• [To be done]:
Identify the lines that contain the string "into" and report only how many there are.

== Records provided ==

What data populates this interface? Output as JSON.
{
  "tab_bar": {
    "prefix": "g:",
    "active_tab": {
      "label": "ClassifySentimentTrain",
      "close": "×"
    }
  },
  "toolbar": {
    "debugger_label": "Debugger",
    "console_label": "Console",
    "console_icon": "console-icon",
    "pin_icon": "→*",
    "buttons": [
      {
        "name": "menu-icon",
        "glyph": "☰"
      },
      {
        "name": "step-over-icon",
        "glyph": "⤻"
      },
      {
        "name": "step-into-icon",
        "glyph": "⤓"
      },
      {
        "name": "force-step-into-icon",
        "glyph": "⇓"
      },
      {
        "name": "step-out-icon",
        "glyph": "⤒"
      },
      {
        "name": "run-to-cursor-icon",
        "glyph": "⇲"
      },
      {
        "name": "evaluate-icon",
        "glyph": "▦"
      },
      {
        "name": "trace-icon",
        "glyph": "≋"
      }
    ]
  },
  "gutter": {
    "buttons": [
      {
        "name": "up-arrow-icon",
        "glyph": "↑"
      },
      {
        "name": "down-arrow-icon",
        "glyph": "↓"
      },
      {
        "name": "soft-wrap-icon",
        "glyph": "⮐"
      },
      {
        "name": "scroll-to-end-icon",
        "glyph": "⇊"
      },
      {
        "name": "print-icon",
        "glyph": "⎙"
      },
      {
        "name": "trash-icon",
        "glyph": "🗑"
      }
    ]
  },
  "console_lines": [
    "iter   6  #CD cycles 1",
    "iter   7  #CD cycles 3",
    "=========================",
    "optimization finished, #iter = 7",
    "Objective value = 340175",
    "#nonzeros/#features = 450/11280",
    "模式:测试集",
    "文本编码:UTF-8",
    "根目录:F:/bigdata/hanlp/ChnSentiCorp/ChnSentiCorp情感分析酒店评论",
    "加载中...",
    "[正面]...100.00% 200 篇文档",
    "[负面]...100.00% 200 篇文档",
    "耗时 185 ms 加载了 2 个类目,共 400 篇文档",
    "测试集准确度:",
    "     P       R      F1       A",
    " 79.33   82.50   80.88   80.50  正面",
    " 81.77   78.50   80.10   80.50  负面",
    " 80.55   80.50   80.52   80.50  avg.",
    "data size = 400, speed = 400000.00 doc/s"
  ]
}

===

• [Finished task]:
2